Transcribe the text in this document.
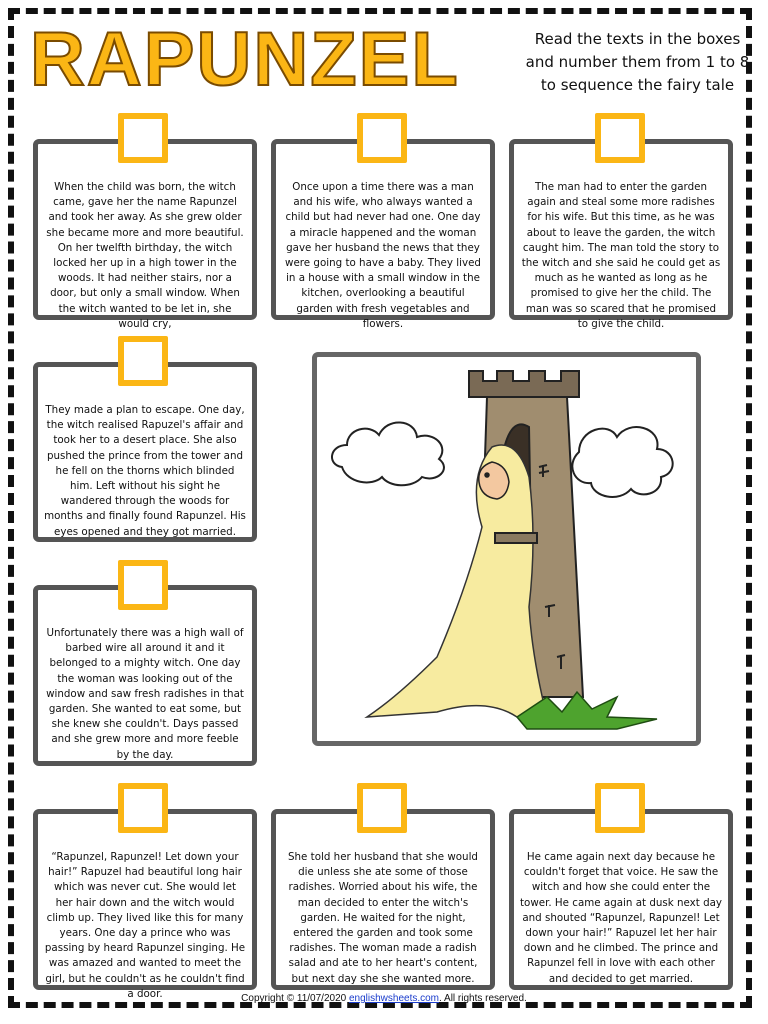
RAPUNZEL	Read the texts in the boxes
and number them from 1 to 8
to sequence the fairy tale
When the child was born, the witch came, gave her the name Rapunzel and took her away. As she grew older she became more and more beautiful. On her twelfth birthday, the witch locked her up in a high tower in the woods. It had neither stairs, nor a door, but only a small window. When the witch wanted to be let in, she would cry,
Once upon a time there was a man and his wife, who always wanted a child but had never had one. One day a miracle happened and the woman gave her husband the news that they were going to have a baby. They lived in a house with a small window in the kitchen, overlooking a beautiful garden with fresh vegetables and flowers.
The man had to enter the garden again and steal some more radishes for his wife. But this time, as he was about to leave the garden, the witch caught him. The man told the story to the witch and she said he could get as much as he wanted as long as he promised to give her the child. The man was so scared that he promised to give the child.
They made a plan to escape. One day, the witch realised Rapuzel's affair and took her to a desert place. She also pushed the prince from the tower and he fell on the thorns which blinded him. Left without his sight he wandered through the woods for months and finally found Rapunzel. His eyes opened and they got married.
Unfortunately there was a high wall of barbed wire all around it and it belonged to a mighty witch. One day the woman was looking out of the window and saw fresh radishes in that garden. She wanted to eat some, but she knew she couldn't. Days passed and she grew more and more feeble by the day.
“Rapunzel, Rapunzel! Let down your hair!” Rapuzel had beautiful long hair which was never cut. She would let her hair down and the witch would climb up. They lived like this for many years. One day a prince who was passing by heard Rapunzel singing. He was amazed and wanted to meet the girl, but he couldn't as he couldn't find a door.
She told her husband that she would die unless she ate some of those radishes. Worried about his wife, the man decided to enter the witch's garden. He waited for the night, entered the garden and took some radishes. The woman made a radish salad and ate to her heart's content, but next day she she wanted more.
He came again next day because he couldn't forget that voice. He saw the witch and how she could enter the tower. He came again at dusk next day and shouted “Rapunzel, Rapunzel! Let down your hair!” Rapuzel let her hair down and he climbed. The prince and Rapunzel fell in love with each other and decided to get married.
Copyright © 11/07/2020 englishwsheets.com. All rights reserved.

▶ **WHAT TO DO**: Exclude all images and restate the records above word for word.

▶ **FULL SOLUTION**:
Transcribe the text in this document.
RAPUNZEL	Read the texts in the boxes
and number them from 1 to 8
to sequence the fairy tale
When the child was born, the witch came, gave her the name Rapunzel and took her away. As she grew older she became more and more beautiful. On her twelfth birthday, the witch locked her up in a high tower in the woods. It had neither stairs, nor a door, but only a small window. When the witch wanted to be let in, she would cry,
Once upon a time there was a man and his wife, who always wanted a child but had never had one. One day a miracle happened and the woman gave her husband the news that they were going to have a baby. They lived in a house with a small window in the kitchen, overlooking a beautiful garden with fresh vegetables and flowers.
The man had to enter the garden again and steal some more radishes for his wife. But this time, as he was about to leave the garden, the witch caught him. The man told the story to the witch and she said he could get as much as he wanted as long as he promised to give her the child. The man was so scared that he promised to give the child.
They made a plan to escape. One day, the witch realised Rapuzel's affair and took her to a desert place. She also pushed the prince from the tower and he fell on the thorns which blinded him. Left without his sight he wandered through the woods for months and finally found Rapunzel. His eyes opened and they got married.
Unfortunately there was a high wall of barbed wire all around it and it belonged to a mighty witch. One day the woman was looking out of the window and saw fresh radishes in that garden. She wanted to eat some, but she knew she couldn't. Days passed and she grew more and more feeble by the day.
“Rapunzel, Rapunzel! Let down your hair!” Rapuzel had beautiful long hair which was never cut. She would let her hair down and the witch would climb up. They lived like this for many years. One day a prince who was passing by heard Rapunzel singing. He was amazed and wanted to meet the girl, but he couldn't as he couldn't find a door.
She told her husband that she would die unless she ate some of those radishes. Worried about his wife, the man decided to enter the witch's garden. He waited for the night, entered the garden and took some radishes. The woman made a radish salad and ate to her heart's content, but next day she she wanted more.
He came again next day because he couldn't forget that voice. He saw the witch and how she could enter the tower. He came again at dusk next day and shouted “Rapunzel, Rapunzel! Let down your hair!” Rapuzel let her hair down and he climbed. The prince and Rapunzel fell in love with each other and decided to get married.
Copyright © 11/07/2020 englishwsheets.com. All rights reserved.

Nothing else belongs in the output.